__TASK DESCRIPTION__. Send back all the data below, exactly as given.

— Start of THE INPUT —

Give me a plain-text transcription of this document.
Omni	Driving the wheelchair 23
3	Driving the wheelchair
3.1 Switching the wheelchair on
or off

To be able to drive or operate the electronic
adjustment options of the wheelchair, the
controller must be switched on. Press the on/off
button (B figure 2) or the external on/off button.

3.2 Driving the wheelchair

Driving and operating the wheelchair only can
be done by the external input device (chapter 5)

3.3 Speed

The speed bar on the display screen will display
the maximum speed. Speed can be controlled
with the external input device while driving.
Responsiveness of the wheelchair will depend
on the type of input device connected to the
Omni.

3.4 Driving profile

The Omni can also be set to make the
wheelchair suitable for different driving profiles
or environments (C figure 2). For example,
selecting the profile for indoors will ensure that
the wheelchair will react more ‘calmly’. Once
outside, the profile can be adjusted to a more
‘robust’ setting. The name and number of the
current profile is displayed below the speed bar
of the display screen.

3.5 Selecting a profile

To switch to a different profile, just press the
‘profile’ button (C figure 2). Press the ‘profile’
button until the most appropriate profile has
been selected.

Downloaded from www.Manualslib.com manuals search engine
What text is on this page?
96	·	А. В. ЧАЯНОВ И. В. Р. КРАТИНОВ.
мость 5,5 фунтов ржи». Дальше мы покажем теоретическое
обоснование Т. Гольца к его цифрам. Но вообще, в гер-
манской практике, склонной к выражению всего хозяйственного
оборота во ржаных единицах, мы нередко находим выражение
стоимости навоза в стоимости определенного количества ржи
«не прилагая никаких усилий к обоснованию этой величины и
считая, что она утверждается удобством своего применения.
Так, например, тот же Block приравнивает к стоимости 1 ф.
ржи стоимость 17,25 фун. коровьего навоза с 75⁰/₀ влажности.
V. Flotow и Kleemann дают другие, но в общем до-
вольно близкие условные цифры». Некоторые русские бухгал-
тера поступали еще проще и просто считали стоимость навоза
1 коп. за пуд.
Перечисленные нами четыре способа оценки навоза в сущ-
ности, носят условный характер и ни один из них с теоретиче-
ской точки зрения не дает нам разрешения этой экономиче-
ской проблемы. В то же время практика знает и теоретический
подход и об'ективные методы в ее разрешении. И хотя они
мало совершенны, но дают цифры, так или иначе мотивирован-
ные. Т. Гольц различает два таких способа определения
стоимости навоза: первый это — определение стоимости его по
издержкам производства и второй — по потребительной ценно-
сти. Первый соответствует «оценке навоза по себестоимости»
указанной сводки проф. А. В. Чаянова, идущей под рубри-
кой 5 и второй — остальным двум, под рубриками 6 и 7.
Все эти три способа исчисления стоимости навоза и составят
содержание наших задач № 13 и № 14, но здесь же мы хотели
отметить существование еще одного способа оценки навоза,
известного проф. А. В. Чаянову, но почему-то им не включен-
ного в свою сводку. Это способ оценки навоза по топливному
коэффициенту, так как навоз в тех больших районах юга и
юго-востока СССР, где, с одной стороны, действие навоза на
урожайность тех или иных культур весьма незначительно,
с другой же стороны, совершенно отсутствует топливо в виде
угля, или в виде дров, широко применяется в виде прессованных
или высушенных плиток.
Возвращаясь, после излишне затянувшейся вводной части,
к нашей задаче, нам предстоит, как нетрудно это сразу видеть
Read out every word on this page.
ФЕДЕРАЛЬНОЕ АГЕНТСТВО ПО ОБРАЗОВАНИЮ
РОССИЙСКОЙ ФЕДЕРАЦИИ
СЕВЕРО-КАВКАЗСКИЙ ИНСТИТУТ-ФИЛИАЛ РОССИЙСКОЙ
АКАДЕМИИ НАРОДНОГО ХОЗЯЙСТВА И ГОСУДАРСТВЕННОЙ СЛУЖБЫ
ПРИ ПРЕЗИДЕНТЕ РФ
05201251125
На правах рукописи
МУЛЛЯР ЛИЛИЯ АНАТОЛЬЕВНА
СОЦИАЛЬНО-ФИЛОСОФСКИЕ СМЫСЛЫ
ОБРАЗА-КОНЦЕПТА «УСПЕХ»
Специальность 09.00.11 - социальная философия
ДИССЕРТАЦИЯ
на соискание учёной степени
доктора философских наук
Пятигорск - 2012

— End of THE INPUT —

__SOLUTION TO THIS EXERCISE__.
Give me a plain-text transcription of this document.
Omni	Driving the wheelchair 23
3	Driving the wheelchair
3.1 Switching the wheelchair on
or off

To be able to drive or operate the electronic
adjustment options of the wheelchair, the
controller must be switched on. Press the on/off
button (B figure 2) or the external on/off button.

3.2 Driving the wheelchair

Driving and operating the wheelchair only can
be done by the external input device (chapter 5)

3.3 Speed

The speed bar on the display screen will display
the maximum speed. Speed can be controlled
with the external input device while driving.
Responsiveness of the wheelchair will depend
on the type of input device connected to the
Omni.

3.4 Driving profile

The Omni can also be set to make the
wheelchair suitable for different driving profiles
or environments (C figure 2). For example,
selecting the profile for indoors will ensure that
the wheelchair will react more ‘calmly’. Once
outside, the profile can be adjusted to a more
‘robust’ setting. The name and number of the
current profile is displayed below the speed bar
of the display screen.

3.5 Selecting a profile

To switch to a different profile, just press the
‘profile’ button (C figure 2). Press the ‘profile’
button until the most appropriate profile has
been selected.

Downloaded from www.Manualslib.com manuals search engine
What text is on this page?
96	·	А. В. ЧАЯНОВ И. В. Р. КРАТИНОВ.
мость 5,5 фунтов ржи». Дальше мы покажем теоретическое
обоснование Т. Гольца к его цифрам. Но вообще, в гер-
манской практике, склонной к выражению всего хозяйственного
оборота во ржаных единицах, мы нередко находим выражение
стоимости навоза в стоимости определенного количества ржи
«не прилагая никаких усилий к обоснованию этой величины и
считая, что она утверждается удобством своего применения.
Так, например, тот же Block приравнивает к стоимости 1 ф.
ржи стоимость 17,25 фун. коровьего навоза с 75⁰/₀ влажности.
V. Flotow и Kleemann дают другие, но в общем до-
вольно близкие условные цифры». Некоторые русские бухгал-
тера поступали еще проще и просто считали стоимость навоза
1 коп. за пуд.
Перечисленные нами четыре способа оценки навоза в сущ-
ности, носят условный характер и ни один из них с теоретиче-
ской точки зрения не дает нам разрешения этой экономиче-
ской проблемы. В то же время практика знает и теоретический
подход и об'ективные методы в ее разрешении. И хотя они
мало совершенны, но дают цифры, так или иначе мотивирован-
ные. Т. Гольц различает два таких способа определения
стоимости навоза: первый это — определение стоимости его по
издержкам производства и второй — по потребительной ценно-
сти. Первый соответствует «оценке навоза по себестоимости»
указанной сводки проф. А. В. Чаянова, идущей под рубри-
кой 5 и второй — остальным двум, под рубриками 6 и 7.
Все эти три способа исчисления стоимости навоза и составят
содержание наших задач № 13 и № 14, но здесь же мы хотели
отметить существование еще одного способа оценки навоза,
известного проф. А. В. Чаянову, но почему-то им не включен-
ного в свою сводку. Это способ оценки навоза по топливному
коэффициенту, так как навоз в тех больших районах юга и
юго-востока СССР, где, с одной стороны, действие навоза на
урожайность тех или иных культур весьма незначительно,
с другой же стороны, совершенно отсутствует топливо в виде
угля, или в виде дров, широко применяется в виде прессованных
или высушенных плиток.
Возвращаясь, после излишне затянувшейся вводной части,
к нашей задаче, нам предстоит, как нетрудно это сразу видеть
Read out every word on this page.
ФЕДЕРАЛЬНОЕ АГЕНТСТВО ПО ОБРАЗОВАНИЮ
РОССИЙСКОЙ ФЕДЕРАЦИИ
СЕВЕРО-КАВКАЗСКИЙ ИНСТИТУТ-ФИЛИАЛ РОССИЙСКОЙ
АКАДЕМИИ НАРОДНОГО ХОЗЯЙСТВА И ГОСУДАРСТВЕННОЙ СЛУЖБЫ
ПРИ ПРЕЗИДЕНТЕ РФ
05201251125
На правах рукописи
МУЛЛЯР ЛИЛИЯ АНАТОЛЬЕВНА
СОЦИАЛЬНО-ФИЛОСОФСКИЕ СМЫСЛЫ
ОБРАЗА-КОНЦЕПТА «УСПЕХ»
Специальность 09.00.11 - социальная философия
ДИССЕРТАЦИЯ
на соискание учёной степени
доктора философских наук
Пятигорск - 2012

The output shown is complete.